___ Records provided

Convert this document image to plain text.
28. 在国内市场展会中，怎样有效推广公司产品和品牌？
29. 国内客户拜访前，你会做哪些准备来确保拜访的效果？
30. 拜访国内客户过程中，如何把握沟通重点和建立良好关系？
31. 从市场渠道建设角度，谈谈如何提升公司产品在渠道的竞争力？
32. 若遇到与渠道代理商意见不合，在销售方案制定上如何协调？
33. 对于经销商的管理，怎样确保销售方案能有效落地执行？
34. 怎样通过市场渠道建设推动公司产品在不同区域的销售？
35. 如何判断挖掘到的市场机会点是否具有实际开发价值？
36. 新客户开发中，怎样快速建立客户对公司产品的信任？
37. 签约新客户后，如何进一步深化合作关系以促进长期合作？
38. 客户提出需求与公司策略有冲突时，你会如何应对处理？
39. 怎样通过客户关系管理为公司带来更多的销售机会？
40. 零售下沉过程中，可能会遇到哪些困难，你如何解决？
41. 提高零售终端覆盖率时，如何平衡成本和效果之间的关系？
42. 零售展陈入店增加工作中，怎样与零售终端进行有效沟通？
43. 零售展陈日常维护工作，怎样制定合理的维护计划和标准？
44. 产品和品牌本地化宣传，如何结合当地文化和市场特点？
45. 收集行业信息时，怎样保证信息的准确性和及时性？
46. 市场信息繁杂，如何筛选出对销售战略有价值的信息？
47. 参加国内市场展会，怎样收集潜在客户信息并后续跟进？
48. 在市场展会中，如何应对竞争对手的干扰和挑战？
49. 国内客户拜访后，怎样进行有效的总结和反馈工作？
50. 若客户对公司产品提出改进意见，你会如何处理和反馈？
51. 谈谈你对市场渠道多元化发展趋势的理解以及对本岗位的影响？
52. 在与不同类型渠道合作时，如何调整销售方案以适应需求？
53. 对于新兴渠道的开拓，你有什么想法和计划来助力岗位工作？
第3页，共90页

______

> _What is asked_
Return the listing above in full, character for character.

> _Correct output_
Convert this document image to plain text.
28. 在国内市场展会中，怎样有效推广公司产品和品牌？
29. 国内客户拜访前，你会做哪些准备来确保拜访的效果？
30. 拜访国内客户过程中，如何把握沟通重点和建立良好关系？
31. 从市场渠道建设角度，谈谈如何提升公司产品在渠道的竞争力？
32. 若遇到与渠道代理商意见不合，在销售方案制定上如何协调？
33. 对于经销商的管理，怎样确保销售方案能有效落地执行？
34. 怎样通过市场渠道建设推动公司产品在不同区域的销售？
35. 如何判断挖掘到的市场机会点是否具有实际开发价值？
36. 新客户开发中，怎样快速建立客户对公司产品的信任？
37. 签约新客户后，如何进一步深化合作关系以促进长期合作？
38. 客户提出需求与公司策略有冲突时，你会如何应对处理？
39. 怎样通过客户关系管理为公司带来更多的销售机会？
40. 零售下沉过程中，可能会遇到哪些困难，你如何解决？
41. 提高零售终端覆盖率时，如何平衡成本和效果之间的关系？
42. 零售展陈入店增加工作中，怎样与零售终端进行有效沟通？
43. 零售展陈日常维护工作，怎样制定合理的维护计划和标准？
44. 产品和品牌本地化宣传，如何结合当地文化和市场特点？
45. 收集行业信息时，怎样保证信息的准确性和及时性？
46. 市场信息繁杂，如何筛选出对销售战略有价值的信息？
47. 参加国内市场展会，怎样收集潜在客户信息并后续跟进？
48. 在市场展会中，如何应对竞争对手的干扰和挑战？
49. 国内客户拜访后，怎样进行有效的总结和反馈工作？
50. 若客户对公司产品提出改进意见，你会如何处理和反馈？
51. 谈谈你对市场渠道多元化发展趋势的理解以及对本岗位的影响？
52. 在与不同类型渠道合作时，如何调整销售方案以适应需求？
53. 对于新兴渠道的开拓，你有什么想法和计划来助力岗位工作？
第3页，共90页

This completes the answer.